*The task*:
Please copy out every listing below word for word, leaving out the pictures.

*Given records*:

┄┄┄┄┄┄┄┄┄┄┄┄┄┄┄┄┄┄┄┄

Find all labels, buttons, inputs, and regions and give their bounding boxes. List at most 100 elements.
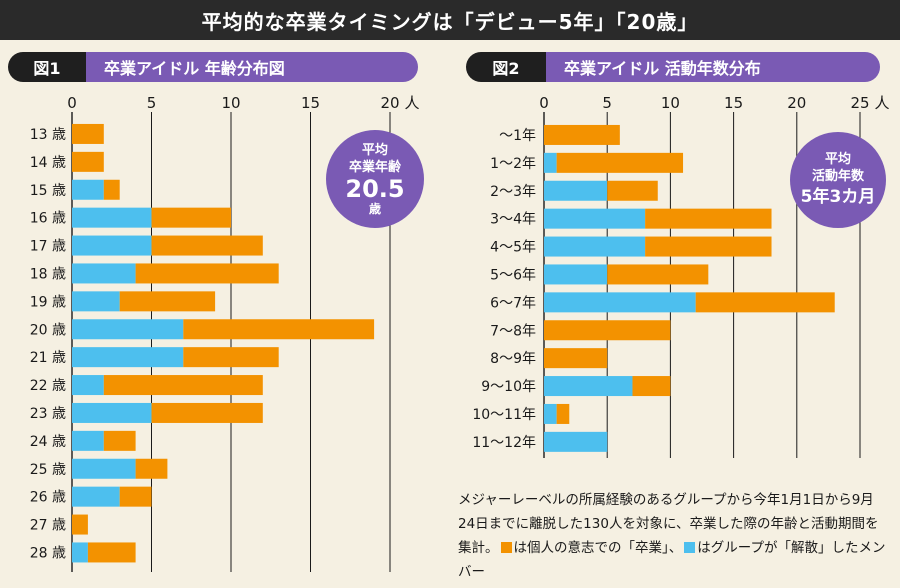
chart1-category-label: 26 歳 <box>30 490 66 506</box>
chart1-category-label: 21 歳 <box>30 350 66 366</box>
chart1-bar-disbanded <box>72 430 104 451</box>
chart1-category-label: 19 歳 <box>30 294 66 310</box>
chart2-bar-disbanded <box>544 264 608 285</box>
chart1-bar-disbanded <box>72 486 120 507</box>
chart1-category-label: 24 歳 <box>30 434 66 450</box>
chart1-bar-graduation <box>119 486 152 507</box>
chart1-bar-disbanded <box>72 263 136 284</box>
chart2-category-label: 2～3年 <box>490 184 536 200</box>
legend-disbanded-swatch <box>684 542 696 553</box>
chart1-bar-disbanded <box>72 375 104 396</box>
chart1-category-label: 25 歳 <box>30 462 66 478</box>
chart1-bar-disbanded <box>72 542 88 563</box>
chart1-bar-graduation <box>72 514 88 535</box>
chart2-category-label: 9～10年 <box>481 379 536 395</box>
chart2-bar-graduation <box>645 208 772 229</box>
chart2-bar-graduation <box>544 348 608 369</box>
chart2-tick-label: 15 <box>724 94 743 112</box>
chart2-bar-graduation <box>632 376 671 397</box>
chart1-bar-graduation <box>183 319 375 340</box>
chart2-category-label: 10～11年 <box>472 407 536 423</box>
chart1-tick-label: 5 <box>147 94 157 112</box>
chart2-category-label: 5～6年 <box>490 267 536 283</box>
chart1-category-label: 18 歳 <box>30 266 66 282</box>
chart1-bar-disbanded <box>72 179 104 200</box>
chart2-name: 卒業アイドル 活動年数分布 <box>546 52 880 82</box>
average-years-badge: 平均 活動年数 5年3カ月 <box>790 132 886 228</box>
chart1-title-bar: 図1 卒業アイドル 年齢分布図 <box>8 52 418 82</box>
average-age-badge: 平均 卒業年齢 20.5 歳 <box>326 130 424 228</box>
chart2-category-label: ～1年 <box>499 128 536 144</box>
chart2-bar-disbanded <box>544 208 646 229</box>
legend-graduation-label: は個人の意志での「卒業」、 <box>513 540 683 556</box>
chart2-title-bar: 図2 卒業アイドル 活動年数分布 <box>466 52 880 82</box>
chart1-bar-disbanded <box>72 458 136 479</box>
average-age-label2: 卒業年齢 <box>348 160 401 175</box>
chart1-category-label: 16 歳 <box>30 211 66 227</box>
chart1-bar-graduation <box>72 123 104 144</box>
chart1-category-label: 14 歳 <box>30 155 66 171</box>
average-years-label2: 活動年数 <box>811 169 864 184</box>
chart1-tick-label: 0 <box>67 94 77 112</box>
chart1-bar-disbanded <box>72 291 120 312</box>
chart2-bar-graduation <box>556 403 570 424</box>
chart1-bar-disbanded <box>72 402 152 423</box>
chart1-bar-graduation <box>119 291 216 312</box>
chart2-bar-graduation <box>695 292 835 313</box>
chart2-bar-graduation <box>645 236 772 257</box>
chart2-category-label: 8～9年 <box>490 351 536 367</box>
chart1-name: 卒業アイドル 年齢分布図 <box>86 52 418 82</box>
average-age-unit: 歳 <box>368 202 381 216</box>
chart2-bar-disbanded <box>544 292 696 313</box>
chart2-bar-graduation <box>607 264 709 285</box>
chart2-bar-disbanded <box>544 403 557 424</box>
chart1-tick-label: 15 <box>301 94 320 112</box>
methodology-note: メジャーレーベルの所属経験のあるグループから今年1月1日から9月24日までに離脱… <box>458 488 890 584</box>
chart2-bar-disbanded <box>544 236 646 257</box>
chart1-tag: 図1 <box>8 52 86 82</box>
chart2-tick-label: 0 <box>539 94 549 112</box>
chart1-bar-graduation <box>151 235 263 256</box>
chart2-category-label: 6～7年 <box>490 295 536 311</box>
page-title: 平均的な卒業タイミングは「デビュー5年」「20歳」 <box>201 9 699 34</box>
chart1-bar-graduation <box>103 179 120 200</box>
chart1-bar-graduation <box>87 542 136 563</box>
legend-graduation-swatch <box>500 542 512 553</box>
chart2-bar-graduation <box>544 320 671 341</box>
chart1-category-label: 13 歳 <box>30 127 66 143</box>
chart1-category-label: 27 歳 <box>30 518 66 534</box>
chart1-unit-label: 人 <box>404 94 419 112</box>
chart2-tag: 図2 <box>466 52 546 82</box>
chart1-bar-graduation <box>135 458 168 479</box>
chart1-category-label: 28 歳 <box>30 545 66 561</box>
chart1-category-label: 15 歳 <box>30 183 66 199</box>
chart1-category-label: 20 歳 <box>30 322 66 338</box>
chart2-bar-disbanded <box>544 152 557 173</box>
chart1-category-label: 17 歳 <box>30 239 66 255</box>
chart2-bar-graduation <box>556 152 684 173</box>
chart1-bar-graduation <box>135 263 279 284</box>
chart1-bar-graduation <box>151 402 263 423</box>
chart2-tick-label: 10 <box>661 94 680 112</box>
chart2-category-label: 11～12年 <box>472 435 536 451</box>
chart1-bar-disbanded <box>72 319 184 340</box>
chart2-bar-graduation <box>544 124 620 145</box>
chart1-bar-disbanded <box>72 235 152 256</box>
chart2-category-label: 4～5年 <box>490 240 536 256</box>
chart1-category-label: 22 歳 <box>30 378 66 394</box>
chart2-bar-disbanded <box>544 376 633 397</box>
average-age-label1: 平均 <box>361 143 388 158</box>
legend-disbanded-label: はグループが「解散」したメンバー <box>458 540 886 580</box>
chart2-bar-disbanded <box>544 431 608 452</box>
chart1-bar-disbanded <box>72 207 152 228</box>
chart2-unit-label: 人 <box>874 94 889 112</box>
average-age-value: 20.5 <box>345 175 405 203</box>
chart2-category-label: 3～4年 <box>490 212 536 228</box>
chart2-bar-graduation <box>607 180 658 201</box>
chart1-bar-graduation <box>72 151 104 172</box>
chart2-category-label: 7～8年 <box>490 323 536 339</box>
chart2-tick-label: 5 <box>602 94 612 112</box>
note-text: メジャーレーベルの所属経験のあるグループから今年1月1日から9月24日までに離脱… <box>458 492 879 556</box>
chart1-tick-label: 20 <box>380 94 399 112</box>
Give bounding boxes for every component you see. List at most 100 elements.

┄┄┄┄┄┄┄┄┄┄┄┄┄┄┄┄┄┄┄┄

*Response*:
Find all labels, buttons, inputs, and regions and give their bounding boxes. List at most 100 elements.
chart1-category-label: 26 歳 <box>30 490 66 506</box>
chart1-category-label: 21 歳 <box>30 350 66 366</box>
chart1-bar-disbanded <box>72 430 104 451</box>
chart1-category-label: 19 歳 <box>30 294 66 310</box>
chart2-bar-disbanded <box>544 264 608 285</box>
chart1-bar-disbanded <box>72 486 120 507</box>
chart1-category-label: 24 歳 <box>30 434 66 450</box>
chart1-bar-graduation <box>119 486 152 507</box>
chart1-bar-disbanded <box>72 263 136 284</box>
chart2-category-label: 2～3年 <box>490 184 536 200</box>
legend-disbanded-swatch <box>684 542 696 553</box>
chart1-bar-disbanded <box>72 375 104 396</box>
chart1-category-label: 25 歳 <box>30 462 66 478</box>
chart1-bar-disbanded <box>72 542 88 563</box>
chart1-bar-graduation <box>72 514 88 535</box>
chart2-category-label: 9～10年 <box>481 379 536 395</box>
chart2-bar-graduation <box>645 208 772 229</box>
chart2-bar-graduation <box>544 348 608 369</box>
chart2-tick-label: 15 <box>724 94 743 112</box>
chart2-bar-graduation <box>632 376 671 397</box>
chart1-bar-graduation <box>183 319 375 340</box>
chart2-category-label: 10～11年 <box>472 407 536 423</box>
chart1-tick-label: 5 <box>147 94 157 112</box>
chart2-category-label: 5～6年 <box>490 267 536 283</box>
chart1-category-label: 18 歳 <box>30 266 66 282</box>
chart1-bar-disbanded <box>72 179 104 200</box>
chart2-name: 卒業アイドル 活動年数分布 <box>546 52 880 82</box>
average-years-badge: 平均 活動年数 5年3カ月 <box>790 132 886 228</box>
chart1-title-bar: 図1 卒業アイドル 年齢分布図 <box>8 52 418 82</box>
average-age-badge: 平均 卒業年齢 20.5 歳 <box>326 130 424 228</box>
chart2-category-label: ～1年 <box>499 128 536 144</box>
chart2-bar-disbanded <box>544 208 646 229</box>
legend-graduation-label: は個人の意志での「卒業」、 <box>513 540 683 556</box>
chart2-title-bar: 図2 卒業アイドル 活動年数分布 <box>466 52 880 82</box>
chart1-bar-disbanded <box>72 458 136 479</box>
average-age-label2: 卒業年齢 <box>348 160 401 175</box>
chart1-category-label: 16 歳 <box>30 211 66 227</box>
chart1-bar-graduation <box>72 123 104 144</box>
chart1-category-label: 14 歳 <box>30 155 66 171</box>
average-years-label2: 活動年数 <box>811 169 864 184</box>
chart1-tick-label: 0 <box>67 94 77 112</box>
chart1-bar-disbanded <box>72 291 120 312</box>
chart2-bar-graduation <box>556 403 570 424</box>
chart1-bar-disbanded <box>72 402 152 423</box>
chart1-bar-graduation <box>119 291 216 312</box>
chart2-bar-graduation <box>695 292 835 313</box>
chart2-bar-graduation <box>645 236 772 257</box>
chart2-category-label: 8～9年 <box>490 351 536 367</box>
chart1-name: 卒業アイドル 年齢分布図 <box>86 52 418 82</box>
average-age-unit: 歳 <box>368 202 381 216</box>
chart2-bar-disbanded <box>544 292 696 313</box>
chart2-bar-graduation <box>607 264 709 285</box>
chart2-bar-disbanded <box>544 403 557 424</box>
chart1-tick-label: 15 <box>301 94 320 112</box>
methodology-note: メジャーレーベルの所属経験のあるグループから今年1月1日から9月24日までに離脱… <box>458 488 890 584</box>
chart2-bar-disbanded <box>544 236 646 257</box>
chart1-tag: 図1 <box>8 52 86 82</box>
chart2-tick-label: 0 <box>539 94 549 112</box>
chart1-bar-graduation <box>151 235 263 256</box>
chart2-category-label: 6～7年 <box>490 295 536 311</box>
page-title: 平均的な卒業タイミングは「デビュー5年」「20歳」 <box>201 9 699 34</box>
chart1-bar-graduation <box>103 179 120 200</box>
chart1-bar-graduation <box>87 542 136 563</box>
legend-graduation-swatch <box>500 542 512 553</box>
chart2-bar-graduation <box>544 320 671 341</box>
chart1-category-label: 13 歳 <box>30 127 66 143</box>
chart1-category-label: 27 歳 <box>30 518 66 534</box>
chart1-unit-label: 人 <box>404 94 419 112</box>
chart2-tag: 図2 <box>466 52 546 82</box>
chart1-bar-graduation <box>135 458 168 479</box>
chart1-category-label: 28 歳 <box>30 545 66 561</box>
chart1-category-label: 15 歳 <box>30 183 66 199</box>
chart1-category-label: 20 歳 <box>30 322 66 338</box>
chart2-bar-disbanded <box>544 152 557 173</box>
chart1-category-label: 17 歳 <box>30 239 66 255</box>
chart2-bar-graduation <box>556 152 684 173</box>
chart1-bar-graduation <box>135 263 279 284</box>
chart1-bar-graduation <box>151 402 263 423</box>
chart2-tick-label: 10 <box>661 94 680 112</box>
chart2-category-label: 11～12年 <box>472 435 536 451</box>
chart1-bar-disbanded <box>72 319 184 340</box>
chart2-bar-graduation <box>544 124 620 145</box>
chart1-bar-disbanded <box>72 235 152 256</box>
chart2-category-label: 4～5年 <box>490 240 536 256</box>
chart1-category-label: 22 歳 <box>30 378 66 394</box>
chart2-bar-disbanded <box>544 376 633 397</box>
average-age-label1: 平均 <box>361 143 388 158</box>
legend-disbanded-label: はグループが「解散」したメンバー <box>458 540 886 580</box>
chart2-bar-disbanded <box>544 431 608 452</box>
chart1-bar-disbanded <box>72 207 152 228</box>
chart2-unit-label: 人 <box>874 94 889 112</box>
average-age-value: 20.5 <box>345 175 405 203</box>
chart2-category-label: 3～4年 <box>490 212 536 228</box>
chart2-bar-graduation <box>607 180 658 201</box>
chart1-bar-graduation <box>72 151 104 172</box>
chart2-category-label: 7～8年 <box>490 323 536 339</box>
chart2-tick-label: 5 <box>602 94 612 112</box>
note-text: メジャーレーベルの所属経験のあるグループから今年1月1日から9月24日までに離脱… <box>458 492 879 556</box>
chart1-tick-label: 20 <box>380 94 399 112</box>
Give bounding boxes for every component you see. List at most 100 elements.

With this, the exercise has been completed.